↓↓↓

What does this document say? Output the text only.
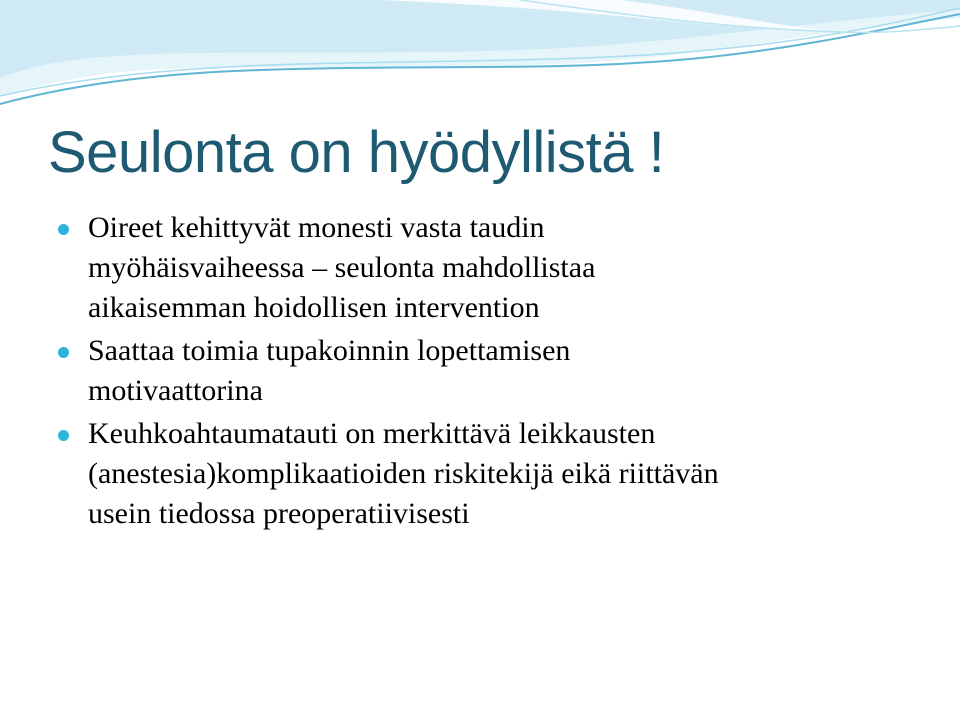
Seulonta on hyödyllistä !
Oireet kehittyvät monesti vasta taudin
myöhäisvaiheessa – seulonta mahdollistaa
aikaisemman hoidollisen intervention
Saattaa toimia tupakoinnin lopettamisen
motivaattorina
Keuhkoahtaumatauti on merkittävä leikkausten
(anestesia)komplikaatioiden riskitekijä eikä riittävän
usein tiedossa preoperatiivisesti
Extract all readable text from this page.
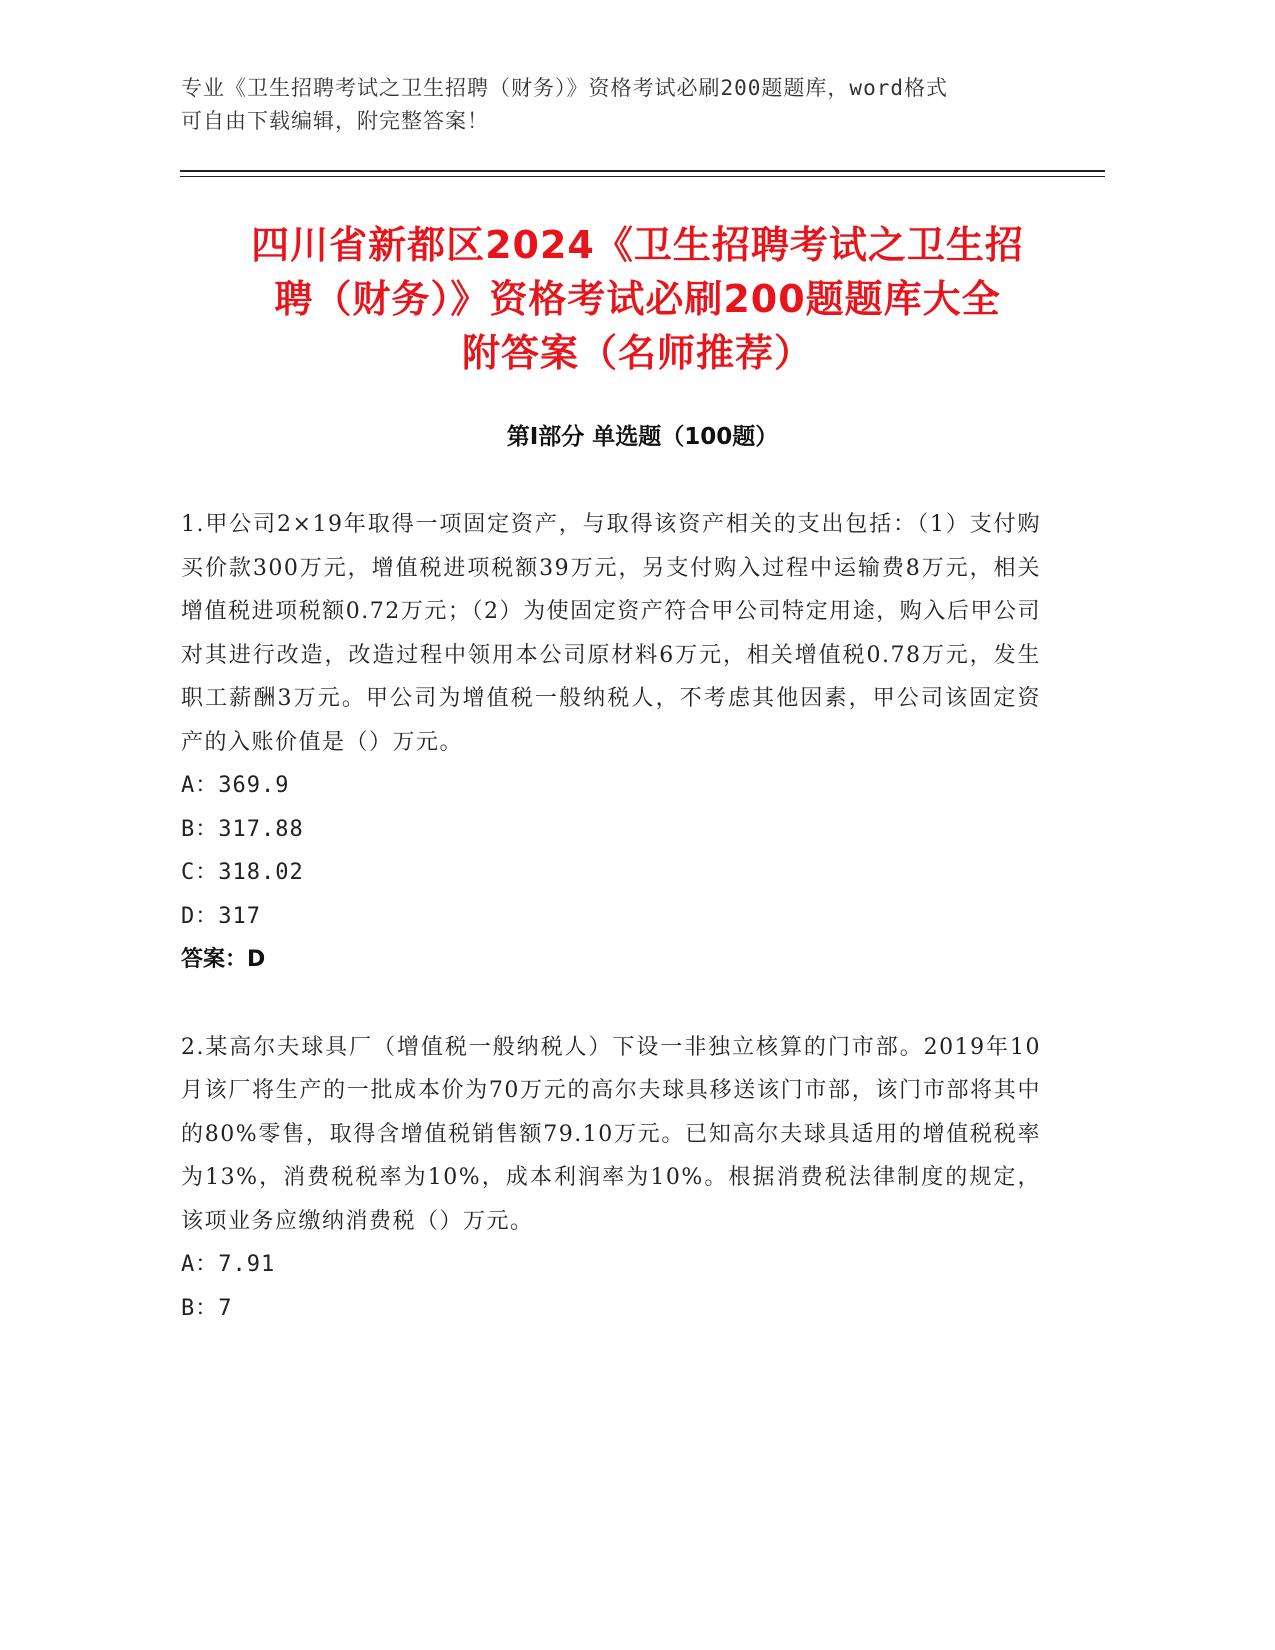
专业《卫生招聘考试之卫生招聘（财务）》资格考试必刷200题题库，word格式
可自由下载编辑，附完整答案！
四川省新都区2024《卫生招聘考试之卫生招
聘（财务）》资格考试必刷200题题库大全
附答案（名师推荐）
第Ⅰ部分 单选题（100题）
1.甲公司2×19年取得一项固定资产，与取得该资产相关的支出包括：（1）支付购买价款300万元，增值税进项税额39万元，另支付购入过程中运输费8万元，相关增值税进项税额0.72万元；（2）为使固定资产符合甲公司特定用途，购入后甲公司对其进行改造，改造过程中领用本公司原材料6万元，相关增值税0.78万元，发生职工薪酬3万元。甲公司为增值税一般纳税人，不考虑其他因素，甲公司该固定资产的入账价值是（）万元。
A：369.9
B：317.88
C：318.02
D：317
答案：D
2.某高尔夫球具厂（增值税一般纳税人）下设一非独立核算的门市部。2019年10月该厂将生产的一批成本价为70万元的高尔夫球具移送该门市部，该门市部将其中的80%零售，取得含增值税销售额79.10万元。已知高尔夫球具适用的增值税税率为13%，消费税税率为10%，成本利润率为10%。根据消费税法律制度的规定，该项业务应缴纳消费税（）万元。
A：7.91
B：7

↑↑↑

# Work required:
Reproduce every line above as written, skipping pictures.

# Solution for this exercise:
What does this document say? Output the text only.
Seulonta on hyödyllistä !
Oireet kehittyvät monesti vasta taudin
myöhäisvaiheessa – seulonta mahdollistaa
aikaisemman hoidollisen intervention
Saattaa toimia tupakoinnin lopettamisen
motivaattorina
Keuhkoahtaumatauti on merkittävä leikkausten
(anestesia)komplikaatioiden riskitekijä eikä riittävän
usein tiedossa preoperatiivisesti
Extract all readable text from this page.
专业《卫生招聘考试之卫生招聘（财务）》资格考试必刷200题题库，word格式
可自由下载编辑，附完整答案！
四川省新都区2024《卫生招聘考试之卫生招
聘（财务）》资格考试必刷200题题库大全
附答案（名师推荐）
第Ⅰ部分 单选题（100题）
1.甲公司2×19年取得一项固定资产，与取得该资产相关的支出包括：（1）支付购买价款300万元，增值税进项税额39万元，另支付购入过程中运输费8万元，相关增值税进项税额0.72万元；（2）为使固定资产符合甲公司特定用途，购入后甲公司对其进行改造，改造过程中领用本公司原材料6万元，相关增值税0.78万元，发生职工薪酬3万元。甲公司为增值税一般纳税人，不考虑其他因素，甲公司该固定资产的入账价值是（）万元。
A：369.9
B：317.88
C：318.02
D：317
答案：D
2.某高尔夫球具厂（增值税一般纳税人）下设一非独立核算的门市部。2019年10月该厂将生产的一批成本价为70万元的高尔夫球具移送该门市部，该门市部将其中的80%零售，取得含增值税销售额79.10万元。已知高尔夫球具适用的增值税税率为13%，消费税税率为10%，成本利润率为10%。根据消费税法律制度的规定，该项业务应缴纳消费税（）万元。
A：7.91
B：7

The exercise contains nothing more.